> **EXERCISE TASK**
Reproduce each record below exactly as written.

[Saved data entries]
· · ·

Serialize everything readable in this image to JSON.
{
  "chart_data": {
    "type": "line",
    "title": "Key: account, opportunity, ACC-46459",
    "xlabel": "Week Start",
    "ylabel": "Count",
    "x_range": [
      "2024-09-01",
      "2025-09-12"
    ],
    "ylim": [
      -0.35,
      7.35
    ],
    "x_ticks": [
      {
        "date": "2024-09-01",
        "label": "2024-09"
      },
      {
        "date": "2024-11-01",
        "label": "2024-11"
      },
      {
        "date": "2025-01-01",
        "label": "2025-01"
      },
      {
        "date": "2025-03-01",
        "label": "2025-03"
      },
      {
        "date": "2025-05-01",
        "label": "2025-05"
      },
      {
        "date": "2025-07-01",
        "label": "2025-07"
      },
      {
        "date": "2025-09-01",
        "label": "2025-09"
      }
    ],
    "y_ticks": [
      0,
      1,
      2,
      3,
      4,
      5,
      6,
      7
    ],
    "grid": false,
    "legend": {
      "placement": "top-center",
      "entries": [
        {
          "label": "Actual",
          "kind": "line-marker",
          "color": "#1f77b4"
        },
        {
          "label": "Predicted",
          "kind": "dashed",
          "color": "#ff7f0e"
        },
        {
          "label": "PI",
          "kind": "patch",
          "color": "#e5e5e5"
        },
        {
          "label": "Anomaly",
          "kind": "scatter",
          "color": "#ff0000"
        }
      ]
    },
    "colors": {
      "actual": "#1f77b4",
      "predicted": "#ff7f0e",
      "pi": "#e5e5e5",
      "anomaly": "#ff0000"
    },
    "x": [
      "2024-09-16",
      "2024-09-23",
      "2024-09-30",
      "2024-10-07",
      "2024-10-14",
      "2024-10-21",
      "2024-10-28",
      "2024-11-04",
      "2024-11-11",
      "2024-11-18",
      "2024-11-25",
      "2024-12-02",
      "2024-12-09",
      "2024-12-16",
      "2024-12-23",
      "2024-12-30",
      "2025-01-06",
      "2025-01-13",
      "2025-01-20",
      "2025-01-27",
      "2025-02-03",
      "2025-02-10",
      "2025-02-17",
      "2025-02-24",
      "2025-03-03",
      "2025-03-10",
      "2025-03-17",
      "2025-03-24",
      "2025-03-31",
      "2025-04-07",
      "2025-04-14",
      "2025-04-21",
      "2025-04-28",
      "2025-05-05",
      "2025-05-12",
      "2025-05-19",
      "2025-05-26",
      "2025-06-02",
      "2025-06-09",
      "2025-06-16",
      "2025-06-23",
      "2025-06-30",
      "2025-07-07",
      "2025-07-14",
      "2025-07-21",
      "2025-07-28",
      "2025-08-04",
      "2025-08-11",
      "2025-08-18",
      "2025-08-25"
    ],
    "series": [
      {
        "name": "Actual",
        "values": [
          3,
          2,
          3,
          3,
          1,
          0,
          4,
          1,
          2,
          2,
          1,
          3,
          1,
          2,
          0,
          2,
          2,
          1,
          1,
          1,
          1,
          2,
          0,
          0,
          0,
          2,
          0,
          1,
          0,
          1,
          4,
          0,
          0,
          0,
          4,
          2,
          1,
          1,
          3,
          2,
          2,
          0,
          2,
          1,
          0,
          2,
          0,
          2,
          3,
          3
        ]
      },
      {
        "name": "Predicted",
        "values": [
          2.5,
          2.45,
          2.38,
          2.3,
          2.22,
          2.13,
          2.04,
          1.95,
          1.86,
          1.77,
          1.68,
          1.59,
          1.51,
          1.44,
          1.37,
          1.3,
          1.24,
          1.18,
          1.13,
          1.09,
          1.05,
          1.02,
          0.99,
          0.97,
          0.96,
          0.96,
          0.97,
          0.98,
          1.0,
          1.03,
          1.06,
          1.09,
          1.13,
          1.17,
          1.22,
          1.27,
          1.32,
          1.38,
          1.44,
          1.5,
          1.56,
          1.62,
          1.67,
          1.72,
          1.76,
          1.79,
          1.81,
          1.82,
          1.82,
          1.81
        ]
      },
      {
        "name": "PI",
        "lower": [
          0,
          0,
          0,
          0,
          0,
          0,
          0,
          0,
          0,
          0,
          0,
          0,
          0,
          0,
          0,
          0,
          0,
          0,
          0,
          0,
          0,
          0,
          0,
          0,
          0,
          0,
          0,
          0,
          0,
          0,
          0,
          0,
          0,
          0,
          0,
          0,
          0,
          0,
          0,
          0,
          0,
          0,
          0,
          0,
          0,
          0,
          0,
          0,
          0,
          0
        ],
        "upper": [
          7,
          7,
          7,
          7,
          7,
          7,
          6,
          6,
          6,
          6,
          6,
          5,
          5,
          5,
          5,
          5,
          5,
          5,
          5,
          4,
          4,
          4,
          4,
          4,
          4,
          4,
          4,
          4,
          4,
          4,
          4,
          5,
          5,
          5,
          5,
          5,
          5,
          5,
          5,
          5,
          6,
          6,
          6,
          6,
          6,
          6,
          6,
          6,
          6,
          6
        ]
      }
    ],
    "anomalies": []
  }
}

· · ·

> **SOLUTION TO THIS PROBLEM**
Serialize everything readable in this image to JSON.
{
  "chart_data": {
    "type": "line",
    "title": "Key: account, opportunity, ACC-46459",
    "xlabel": "Week Start",
    "ylabel": "Count",
    "x_range": [
      "2024-09-01",
      "2025-09-12"
    ],
    "ylim": [
      -0.35,
      7.35
    ],
    "x_ticks": [
      {
        "date": "2024-09-01",
        "label": "2024-09"
      },
      {
        "date": "2024-11-01",
        "label": "2024-11"
      },
      {
        "date": "2025-01-01",
        "label": "2025-01"
      },
      {
        "date": "2025-03-01",
        "label": "2025-03"
      },
      {
        "date": "2025-05-01",
        "label": "2025-05"
      },
      {
        "date": "2025-07-01",
        "label": "2025-07"
      },
      {
        "date": "2025-09-01",
        "label": "2025-09"
      }
    ],
    "y_ticks": [
      0,
      1,
      2,
      3,
      4,
      5,
      6,
      7
    ],
    "grid": false,
    "legend": {
      "placement": "top-center",
      "entries": [
        {
          "label": "Actual",
          "kind": "line-marker",
          "color": "#1f77b4"
        },
        {
          "label": "Predicted",
          "kind": "dashed",
          "color": "#ff7f0e"
        },
        {
          "label": "PI",
          "kind": "patch",
          "color": "#e5e5e5"
        },
        {
          "label": "Anomaly",
          "kind": "scatter",
          "color": "#ff0000"
        }
      ]
    },
    "colors": {
      "actual": "#1f77b4",
      "predicted": "#ff7f0e",
      "pi": "#e5e5e5",
      "anomaly": "#ff0000"
    },
    "x": [
      "2024-09-16",
      "2024-09-23",
      "2024-09-30",
      "2024-10-07",
      "2024-10-14",
      "2024-10-21",
      "2024-10-28",
      "2024-11-04",
      "2024-11-11",
      "2024-11-18",
      "2024-11-25",
      "2024-12-02",
      "2024-12-09",
      "2024-12-16",
      "2024-12-23",
      "2024-12-30",
      "2025-01-06",
      "2025-01-13",
      "2025-01-20",
      "2025-01-27",
      "2025-02-03",
      "2025-02-10",
      "2025-02-17",
      "2025-02-24",
      "2025-03-03",
      "2025-03-10",
      "2025-03-17",
      "2025-03-24",
      "2025-03-31",
      "2025-04-07",
      "2025-04-14",
      "2025-04-21",
      "2025-04-28",
      "2025-05-05",
      "2025-05-12",
      "2025-05-19",
      "2025-05-26",
      "2025-06-02",
      "2025-06-09",
      "2025-06-16",
      "2025-06-23",
      "2025-06-30",
      "2025-07-07",
      "2025-07-14",
      "2025-07-21",
      "2025-07-28",
      "2025-08-04",
      "2025-08-11",
      "2025-08-18",
      "2025-08-25"
    ],
    "series": [
      {
        "name": "Actual",
        "values": [
          3,
          2,
          3,
          3,
          1,
          0,
          4,
          1,
          2,
          2,
          1,
          3,
          1,
          2,
          0,
          2,
          2,
          1,
          1,
          1,
          1,
          2,
          0,
          0,
          0,
          2,
          0,
          1,
          0,
          1,
          4,
          0,
          0,
          0,
          4,
          2,
          1,
          1,
          3,
          2,
          2,
          0,
          2,
          1,
          0,
          2,
          0,
          2,
          3,
          3
        ]
      },
      {
        "name": "Predicted",
        "values": [
          2.5,
          2.45,
          2.38,
          2.3,
          2.22,
          2.13,
          2.04,
          1.95,
          1.86,
          1.77,
          1.68,
          1.59,
          1.51,
          1.44,
          1.37,
          1.3,
          1.24,
          1.18,
          1.13,
          1.09,
          1.05,
          1.02,
          0.99,
          0.97,
          0.96,
          0.96,
          0.97,
          0.98,
          1.0,
          1.03,
          1.06,
          1.09,
          1.13,
          1.17,
          1.22,
          1.27,
          1.32,
          1.38,
          1.44,
          1.5,
          1.56,
          1.62,
          1.67,
          1.72,
          1.76,
          1.79,
          1.81,
          1.82,
          1.82,
          1.81
        ]
      },
      {
        "name": "PI",
        "lower": [
          0,
          0,
          0,
          0,
          0,
          0,
          0,
          0,
          0,
          0,
          0,
          0,
          0,
          0,
          0,
          0,
          0,
          0,
          0,
          0,
          0,
          0,
          0,
          0,
          0,
          0,
          0,
          0,
          0,
          0,
          0,
          0,
          0,
          0,
          0,
          0,
          0,
          0,
          0,
          0,
          0,
          0,
          0,
          0,
          0,
          0,
          0,
          0,
          0,
          0
        ],
        "upper": [
          7,
          7,
          7,
          7,
          7,
          7,
          6,
          6,
          6,
          6,
          6,
          5,
          5,
          5,
          5,
          5,
          5,
          5,
          5,
          4,
          4,
          4,
          4,
          4,
          4,
          4,
          4,
          4,
          4,
          4,
          4,
          5,
          5,
          5,
          5,
          5,
          5,
          5,
          5,
          5,
          6,
          6,
          6,
          6,
          6,
          6,
          6,
          6,
          6,
          6
        ]
      }
    ],
    "anomalies": []
  }
}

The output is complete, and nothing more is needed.